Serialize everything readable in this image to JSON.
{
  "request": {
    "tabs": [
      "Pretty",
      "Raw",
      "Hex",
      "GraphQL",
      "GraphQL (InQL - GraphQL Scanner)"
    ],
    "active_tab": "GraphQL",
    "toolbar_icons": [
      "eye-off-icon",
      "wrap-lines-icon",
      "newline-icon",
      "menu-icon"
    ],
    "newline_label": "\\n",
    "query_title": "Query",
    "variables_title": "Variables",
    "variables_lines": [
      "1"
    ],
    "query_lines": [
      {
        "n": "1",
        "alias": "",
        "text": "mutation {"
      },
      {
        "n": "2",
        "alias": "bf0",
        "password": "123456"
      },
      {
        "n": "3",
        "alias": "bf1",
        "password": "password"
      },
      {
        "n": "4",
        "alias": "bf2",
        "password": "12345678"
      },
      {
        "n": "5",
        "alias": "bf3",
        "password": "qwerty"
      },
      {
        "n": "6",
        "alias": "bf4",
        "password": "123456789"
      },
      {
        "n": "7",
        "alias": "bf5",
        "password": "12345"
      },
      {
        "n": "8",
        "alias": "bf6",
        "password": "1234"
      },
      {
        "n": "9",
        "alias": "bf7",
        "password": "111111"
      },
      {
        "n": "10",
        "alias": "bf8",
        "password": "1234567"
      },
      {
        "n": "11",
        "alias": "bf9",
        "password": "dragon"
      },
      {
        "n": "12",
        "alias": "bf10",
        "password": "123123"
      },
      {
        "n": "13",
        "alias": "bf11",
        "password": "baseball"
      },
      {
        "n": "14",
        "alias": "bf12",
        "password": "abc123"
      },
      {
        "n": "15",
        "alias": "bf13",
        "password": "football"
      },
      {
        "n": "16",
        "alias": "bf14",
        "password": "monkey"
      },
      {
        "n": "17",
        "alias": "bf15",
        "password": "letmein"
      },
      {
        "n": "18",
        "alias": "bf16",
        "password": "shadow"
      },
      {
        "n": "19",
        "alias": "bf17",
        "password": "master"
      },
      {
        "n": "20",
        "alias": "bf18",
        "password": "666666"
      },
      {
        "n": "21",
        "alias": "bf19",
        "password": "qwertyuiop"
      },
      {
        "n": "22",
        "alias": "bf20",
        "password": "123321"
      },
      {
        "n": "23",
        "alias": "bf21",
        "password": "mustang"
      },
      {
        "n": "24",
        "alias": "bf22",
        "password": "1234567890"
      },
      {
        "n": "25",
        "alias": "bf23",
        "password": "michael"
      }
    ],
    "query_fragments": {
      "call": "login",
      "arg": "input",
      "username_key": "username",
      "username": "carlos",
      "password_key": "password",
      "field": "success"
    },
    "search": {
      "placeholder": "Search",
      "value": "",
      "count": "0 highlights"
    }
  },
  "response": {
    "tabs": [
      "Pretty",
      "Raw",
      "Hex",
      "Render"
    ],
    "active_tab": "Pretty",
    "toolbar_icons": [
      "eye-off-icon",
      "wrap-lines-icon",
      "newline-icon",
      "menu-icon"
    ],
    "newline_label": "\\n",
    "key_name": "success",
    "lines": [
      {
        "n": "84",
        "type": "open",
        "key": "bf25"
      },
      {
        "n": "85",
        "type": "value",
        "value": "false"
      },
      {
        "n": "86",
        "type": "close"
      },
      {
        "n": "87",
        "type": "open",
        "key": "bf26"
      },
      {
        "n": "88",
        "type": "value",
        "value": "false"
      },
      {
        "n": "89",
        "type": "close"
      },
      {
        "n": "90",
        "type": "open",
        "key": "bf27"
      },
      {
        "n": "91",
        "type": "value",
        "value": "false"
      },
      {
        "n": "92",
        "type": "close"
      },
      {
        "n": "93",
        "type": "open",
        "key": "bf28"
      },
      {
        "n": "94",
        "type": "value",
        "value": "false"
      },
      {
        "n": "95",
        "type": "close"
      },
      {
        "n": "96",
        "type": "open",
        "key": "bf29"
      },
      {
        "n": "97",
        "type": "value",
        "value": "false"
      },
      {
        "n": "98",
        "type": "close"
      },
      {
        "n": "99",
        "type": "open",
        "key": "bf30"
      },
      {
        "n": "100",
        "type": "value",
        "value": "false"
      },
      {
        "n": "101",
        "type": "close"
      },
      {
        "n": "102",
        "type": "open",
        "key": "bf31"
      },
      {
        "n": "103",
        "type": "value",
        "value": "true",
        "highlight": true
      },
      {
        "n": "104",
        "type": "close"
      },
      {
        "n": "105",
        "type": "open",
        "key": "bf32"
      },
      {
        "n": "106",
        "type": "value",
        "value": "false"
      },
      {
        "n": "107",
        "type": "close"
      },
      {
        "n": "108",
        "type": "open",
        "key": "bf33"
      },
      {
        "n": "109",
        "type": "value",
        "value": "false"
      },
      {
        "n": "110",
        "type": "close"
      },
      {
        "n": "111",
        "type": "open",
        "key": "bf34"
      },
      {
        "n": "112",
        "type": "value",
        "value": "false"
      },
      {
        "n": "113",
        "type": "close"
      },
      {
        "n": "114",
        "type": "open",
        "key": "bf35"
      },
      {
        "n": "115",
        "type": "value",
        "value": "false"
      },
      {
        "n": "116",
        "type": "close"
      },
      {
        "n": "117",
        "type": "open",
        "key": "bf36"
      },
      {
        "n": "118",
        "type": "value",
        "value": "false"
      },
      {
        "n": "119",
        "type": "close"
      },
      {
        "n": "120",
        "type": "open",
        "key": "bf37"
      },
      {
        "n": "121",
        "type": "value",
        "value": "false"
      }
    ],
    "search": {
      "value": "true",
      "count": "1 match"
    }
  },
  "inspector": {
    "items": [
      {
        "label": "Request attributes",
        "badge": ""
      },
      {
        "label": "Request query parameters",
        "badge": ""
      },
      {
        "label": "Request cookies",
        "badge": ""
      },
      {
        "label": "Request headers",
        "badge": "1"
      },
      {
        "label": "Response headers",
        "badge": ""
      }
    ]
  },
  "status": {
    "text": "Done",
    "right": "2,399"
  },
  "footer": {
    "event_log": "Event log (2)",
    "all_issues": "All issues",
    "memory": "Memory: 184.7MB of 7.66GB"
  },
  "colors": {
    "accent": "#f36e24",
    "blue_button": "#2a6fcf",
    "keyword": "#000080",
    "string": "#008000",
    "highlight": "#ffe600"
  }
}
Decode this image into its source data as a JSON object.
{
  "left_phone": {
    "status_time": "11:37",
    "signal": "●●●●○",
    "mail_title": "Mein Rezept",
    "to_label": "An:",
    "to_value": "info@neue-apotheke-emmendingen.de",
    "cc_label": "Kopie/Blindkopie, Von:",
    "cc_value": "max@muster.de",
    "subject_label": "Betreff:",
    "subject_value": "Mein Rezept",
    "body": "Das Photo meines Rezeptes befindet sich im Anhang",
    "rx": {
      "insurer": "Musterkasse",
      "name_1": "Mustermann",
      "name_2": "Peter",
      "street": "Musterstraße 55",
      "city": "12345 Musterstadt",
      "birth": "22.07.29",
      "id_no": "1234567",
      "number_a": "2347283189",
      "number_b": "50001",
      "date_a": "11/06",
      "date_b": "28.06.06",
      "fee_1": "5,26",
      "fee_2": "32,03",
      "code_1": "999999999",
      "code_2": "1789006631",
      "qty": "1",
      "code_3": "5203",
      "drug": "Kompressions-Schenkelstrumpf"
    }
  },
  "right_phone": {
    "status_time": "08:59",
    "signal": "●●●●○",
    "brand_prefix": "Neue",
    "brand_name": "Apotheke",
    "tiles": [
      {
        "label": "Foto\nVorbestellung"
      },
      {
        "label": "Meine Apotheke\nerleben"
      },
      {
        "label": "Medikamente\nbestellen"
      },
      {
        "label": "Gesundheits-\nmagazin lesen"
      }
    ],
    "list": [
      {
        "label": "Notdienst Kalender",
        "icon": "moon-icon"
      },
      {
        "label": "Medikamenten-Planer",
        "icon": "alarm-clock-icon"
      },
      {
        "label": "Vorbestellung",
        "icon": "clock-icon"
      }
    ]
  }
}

• AIM:
Among the records above, how many lines carry the string "GraphQL"? Reply with the number alone.

• RESULT OF THE EXERCISE:
3